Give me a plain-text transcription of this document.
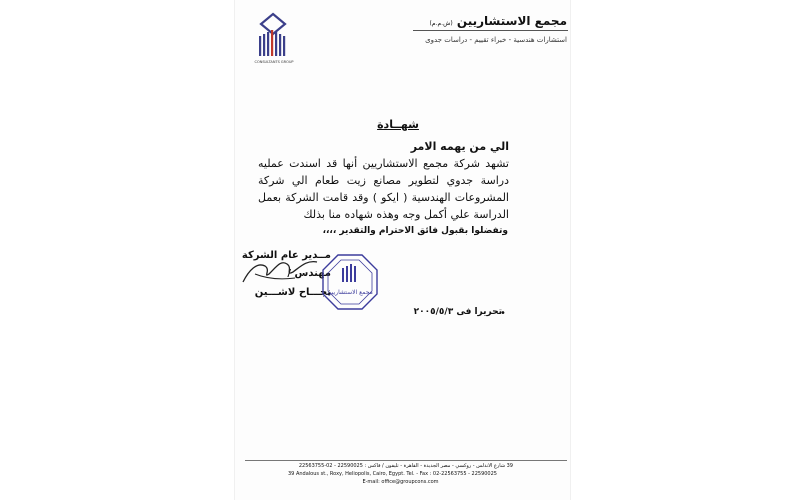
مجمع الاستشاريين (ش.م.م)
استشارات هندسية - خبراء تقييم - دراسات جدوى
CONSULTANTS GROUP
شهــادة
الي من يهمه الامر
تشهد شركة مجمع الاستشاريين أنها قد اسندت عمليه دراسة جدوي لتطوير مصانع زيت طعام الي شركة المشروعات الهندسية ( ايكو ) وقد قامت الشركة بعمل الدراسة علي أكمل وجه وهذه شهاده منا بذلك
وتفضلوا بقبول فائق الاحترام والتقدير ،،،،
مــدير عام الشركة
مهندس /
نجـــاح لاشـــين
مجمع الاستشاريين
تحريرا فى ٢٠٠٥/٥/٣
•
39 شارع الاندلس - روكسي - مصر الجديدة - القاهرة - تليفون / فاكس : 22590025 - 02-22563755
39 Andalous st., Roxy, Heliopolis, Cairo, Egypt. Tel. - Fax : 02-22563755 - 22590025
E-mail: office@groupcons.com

* * *

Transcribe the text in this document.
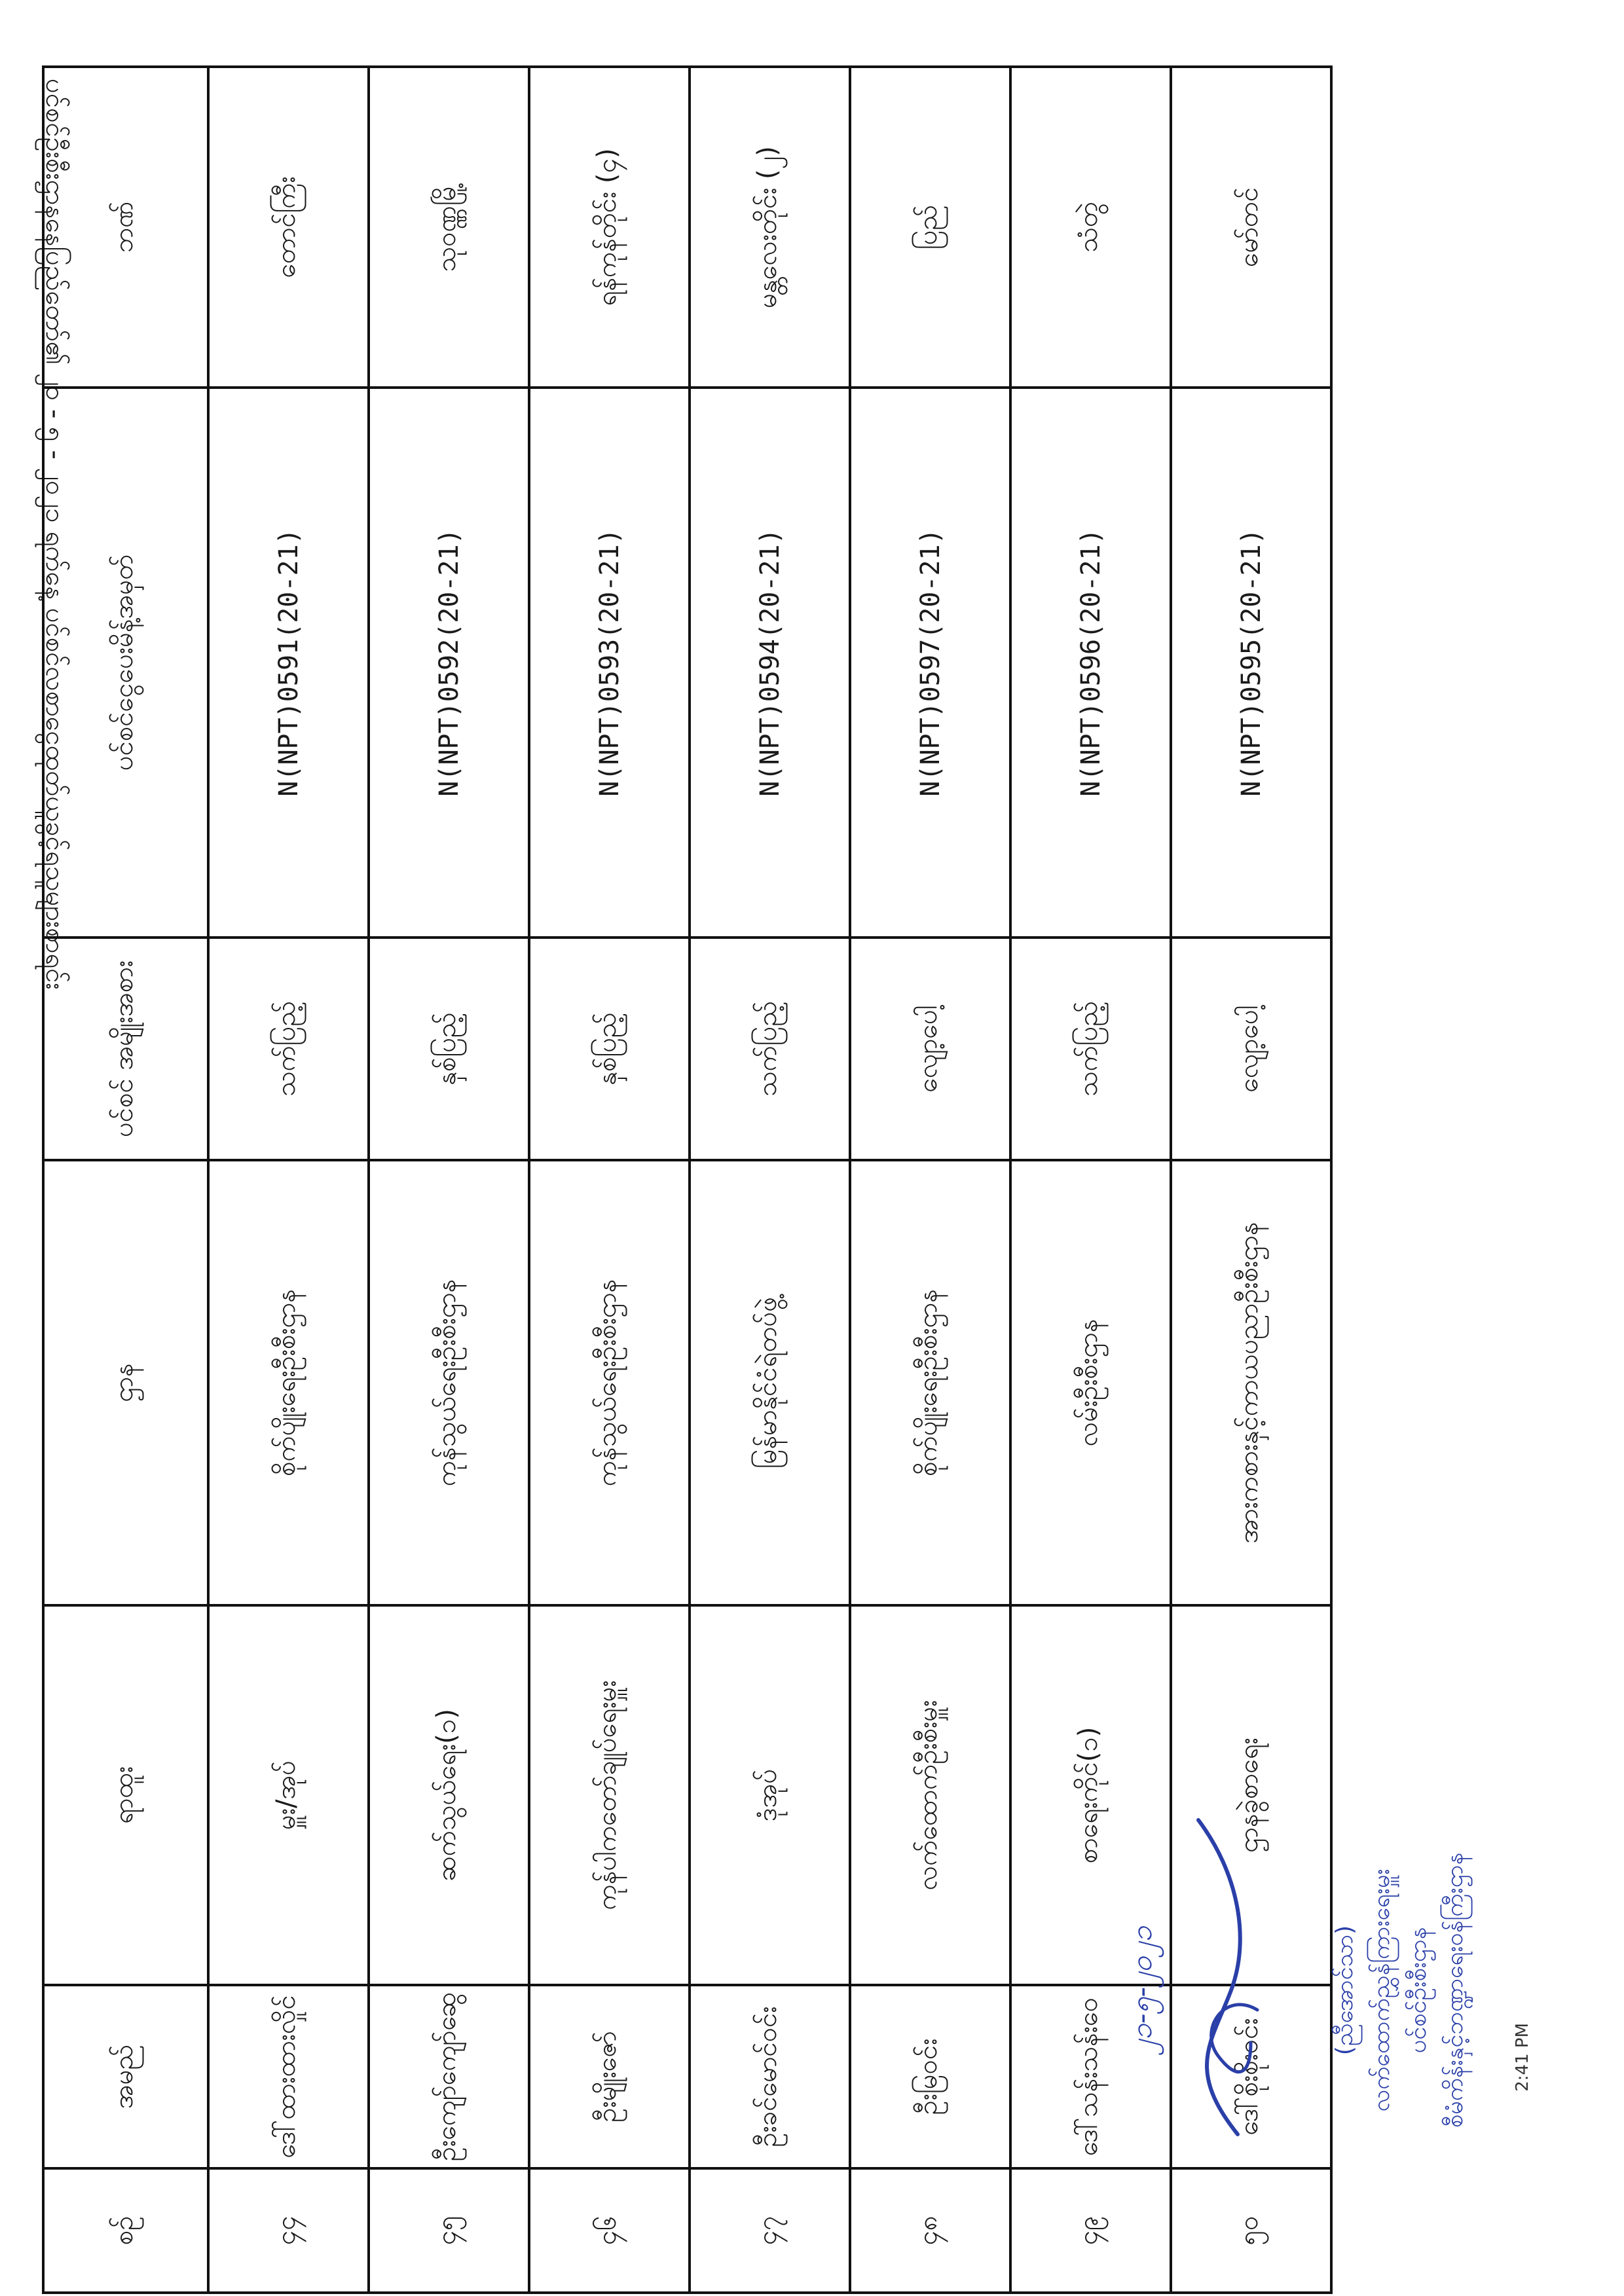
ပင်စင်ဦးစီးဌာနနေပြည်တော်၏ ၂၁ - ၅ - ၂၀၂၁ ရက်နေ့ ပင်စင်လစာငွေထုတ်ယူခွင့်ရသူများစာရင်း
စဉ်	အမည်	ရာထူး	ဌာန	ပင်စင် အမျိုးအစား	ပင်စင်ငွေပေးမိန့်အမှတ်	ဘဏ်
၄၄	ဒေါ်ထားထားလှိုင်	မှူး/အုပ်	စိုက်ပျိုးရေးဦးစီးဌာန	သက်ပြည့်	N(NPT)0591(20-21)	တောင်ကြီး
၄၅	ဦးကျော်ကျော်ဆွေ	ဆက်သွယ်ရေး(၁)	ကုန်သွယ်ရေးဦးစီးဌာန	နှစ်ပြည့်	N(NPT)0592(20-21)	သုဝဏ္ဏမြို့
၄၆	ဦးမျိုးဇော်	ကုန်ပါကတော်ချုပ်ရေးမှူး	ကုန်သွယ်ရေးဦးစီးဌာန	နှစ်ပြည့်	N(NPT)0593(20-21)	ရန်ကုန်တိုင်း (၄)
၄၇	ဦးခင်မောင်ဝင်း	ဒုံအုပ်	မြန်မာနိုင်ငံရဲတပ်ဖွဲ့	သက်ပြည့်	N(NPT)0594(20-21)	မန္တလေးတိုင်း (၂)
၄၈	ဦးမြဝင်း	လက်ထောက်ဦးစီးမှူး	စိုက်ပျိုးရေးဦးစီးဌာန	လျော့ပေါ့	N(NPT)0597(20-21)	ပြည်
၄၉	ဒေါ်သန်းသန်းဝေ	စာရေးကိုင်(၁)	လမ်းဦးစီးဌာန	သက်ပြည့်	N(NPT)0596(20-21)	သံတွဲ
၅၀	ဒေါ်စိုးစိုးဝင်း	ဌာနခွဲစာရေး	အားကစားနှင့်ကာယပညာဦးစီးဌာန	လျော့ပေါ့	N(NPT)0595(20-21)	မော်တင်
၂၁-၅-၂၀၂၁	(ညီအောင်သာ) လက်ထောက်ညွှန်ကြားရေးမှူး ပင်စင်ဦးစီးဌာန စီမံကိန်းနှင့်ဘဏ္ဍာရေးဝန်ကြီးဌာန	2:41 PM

● PROBLEM
Scan the material above for the string "مجمع" and report each line where you find it.

● SOLVED EXERCISE
مجمع الاستشاريين (ش.م.م)
تشهد شركة مجمع الاستشاريين أنها قد اسندت عمليه دراسة جدوي لتطوير مصانع زيت طعام الي شركة المشروعات الهندسية ( ايكو ) وقد قامت الشركة بعمل الدراسة علي أكمل وجه وهذه شهاده منا بذلك
مجمع الاستشاريين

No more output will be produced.